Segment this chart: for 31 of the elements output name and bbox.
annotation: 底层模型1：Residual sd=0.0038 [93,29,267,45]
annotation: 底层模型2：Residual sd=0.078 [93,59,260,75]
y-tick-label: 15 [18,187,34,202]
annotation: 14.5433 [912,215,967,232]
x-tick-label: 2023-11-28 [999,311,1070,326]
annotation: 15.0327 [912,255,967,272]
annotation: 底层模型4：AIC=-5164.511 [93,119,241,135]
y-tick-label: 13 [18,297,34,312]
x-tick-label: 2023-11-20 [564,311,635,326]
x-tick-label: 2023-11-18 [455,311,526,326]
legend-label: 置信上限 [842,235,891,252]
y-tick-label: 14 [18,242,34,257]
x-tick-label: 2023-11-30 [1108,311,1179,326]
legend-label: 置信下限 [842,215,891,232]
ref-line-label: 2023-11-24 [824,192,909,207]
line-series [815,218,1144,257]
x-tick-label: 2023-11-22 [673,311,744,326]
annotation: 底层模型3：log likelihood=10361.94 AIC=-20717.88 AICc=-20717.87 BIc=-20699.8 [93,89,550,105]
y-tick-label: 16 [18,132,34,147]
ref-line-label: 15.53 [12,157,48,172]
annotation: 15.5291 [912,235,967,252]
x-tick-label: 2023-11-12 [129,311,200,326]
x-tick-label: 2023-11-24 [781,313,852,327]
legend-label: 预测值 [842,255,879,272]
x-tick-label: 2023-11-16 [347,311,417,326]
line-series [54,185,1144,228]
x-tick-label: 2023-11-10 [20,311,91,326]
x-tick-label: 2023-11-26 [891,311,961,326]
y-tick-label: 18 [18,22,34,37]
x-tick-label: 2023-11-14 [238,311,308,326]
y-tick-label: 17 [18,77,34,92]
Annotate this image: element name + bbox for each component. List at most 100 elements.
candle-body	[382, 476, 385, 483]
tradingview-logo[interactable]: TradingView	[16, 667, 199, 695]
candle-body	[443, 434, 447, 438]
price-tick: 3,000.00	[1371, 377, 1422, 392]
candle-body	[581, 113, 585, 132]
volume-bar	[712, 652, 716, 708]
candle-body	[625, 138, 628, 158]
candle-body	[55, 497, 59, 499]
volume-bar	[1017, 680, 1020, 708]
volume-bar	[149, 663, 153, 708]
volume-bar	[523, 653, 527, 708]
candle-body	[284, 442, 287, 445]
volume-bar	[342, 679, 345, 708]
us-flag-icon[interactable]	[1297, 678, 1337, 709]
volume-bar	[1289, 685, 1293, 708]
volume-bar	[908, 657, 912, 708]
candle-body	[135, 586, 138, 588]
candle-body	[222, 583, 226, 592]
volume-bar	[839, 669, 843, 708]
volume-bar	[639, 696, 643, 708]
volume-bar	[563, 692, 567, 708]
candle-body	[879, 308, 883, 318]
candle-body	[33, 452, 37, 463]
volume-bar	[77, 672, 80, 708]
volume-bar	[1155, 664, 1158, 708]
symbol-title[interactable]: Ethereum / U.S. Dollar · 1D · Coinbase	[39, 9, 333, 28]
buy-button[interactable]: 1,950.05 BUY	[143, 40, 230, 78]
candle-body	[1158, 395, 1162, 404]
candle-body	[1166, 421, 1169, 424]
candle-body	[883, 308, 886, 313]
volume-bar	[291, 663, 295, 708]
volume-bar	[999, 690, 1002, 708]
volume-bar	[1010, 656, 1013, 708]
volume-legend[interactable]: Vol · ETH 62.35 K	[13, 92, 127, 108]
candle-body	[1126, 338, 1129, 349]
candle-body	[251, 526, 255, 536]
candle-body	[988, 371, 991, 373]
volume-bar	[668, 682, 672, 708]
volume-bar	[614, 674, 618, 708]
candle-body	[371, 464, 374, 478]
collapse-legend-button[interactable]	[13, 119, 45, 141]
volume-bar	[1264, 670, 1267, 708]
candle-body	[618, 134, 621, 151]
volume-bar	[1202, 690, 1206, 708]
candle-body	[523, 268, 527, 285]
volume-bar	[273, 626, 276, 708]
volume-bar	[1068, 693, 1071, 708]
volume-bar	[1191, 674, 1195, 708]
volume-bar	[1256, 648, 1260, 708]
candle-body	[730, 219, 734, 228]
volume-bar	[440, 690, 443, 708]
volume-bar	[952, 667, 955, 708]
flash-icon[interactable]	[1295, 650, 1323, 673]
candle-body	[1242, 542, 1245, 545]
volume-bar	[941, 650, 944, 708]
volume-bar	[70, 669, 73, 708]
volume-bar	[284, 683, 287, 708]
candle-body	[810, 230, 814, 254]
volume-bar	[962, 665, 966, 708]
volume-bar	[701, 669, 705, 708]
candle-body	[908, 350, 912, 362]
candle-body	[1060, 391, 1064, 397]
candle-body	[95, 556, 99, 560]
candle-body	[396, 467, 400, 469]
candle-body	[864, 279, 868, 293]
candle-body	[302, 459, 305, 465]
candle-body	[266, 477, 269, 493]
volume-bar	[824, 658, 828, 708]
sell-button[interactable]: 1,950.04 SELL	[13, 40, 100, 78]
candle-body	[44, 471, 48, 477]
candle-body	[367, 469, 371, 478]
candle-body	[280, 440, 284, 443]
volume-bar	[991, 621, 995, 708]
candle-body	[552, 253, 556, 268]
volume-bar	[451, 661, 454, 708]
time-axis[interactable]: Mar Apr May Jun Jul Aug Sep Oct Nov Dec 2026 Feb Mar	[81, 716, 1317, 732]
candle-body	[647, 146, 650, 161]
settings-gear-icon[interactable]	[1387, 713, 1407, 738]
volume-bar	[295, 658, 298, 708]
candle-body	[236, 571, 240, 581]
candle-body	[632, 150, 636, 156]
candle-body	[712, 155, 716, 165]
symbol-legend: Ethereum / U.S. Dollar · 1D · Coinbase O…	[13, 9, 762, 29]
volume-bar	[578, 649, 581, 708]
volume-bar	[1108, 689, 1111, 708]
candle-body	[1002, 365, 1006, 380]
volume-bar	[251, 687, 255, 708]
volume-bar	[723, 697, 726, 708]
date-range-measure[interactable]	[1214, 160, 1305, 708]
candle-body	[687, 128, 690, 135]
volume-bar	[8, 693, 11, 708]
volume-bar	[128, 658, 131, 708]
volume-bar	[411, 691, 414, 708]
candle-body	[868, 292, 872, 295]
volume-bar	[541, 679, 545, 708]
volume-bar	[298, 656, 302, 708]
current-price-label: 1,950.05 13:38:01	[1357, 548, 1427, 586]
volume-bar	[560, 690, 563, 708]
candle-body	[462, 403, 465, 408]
--
→ Exercise aim: Report each line above that contains the string "Coinbase", copying every such line in full.

→ Task response:
symbol-title[interactable]: Ethereum / U.S. Dollar · 1D · Coinbase	[39, 9, 333, 28]
symbol-legend: Ethereum / U.S. Dollar · 1D · Coinbase O…	[13, 9, 762, 29]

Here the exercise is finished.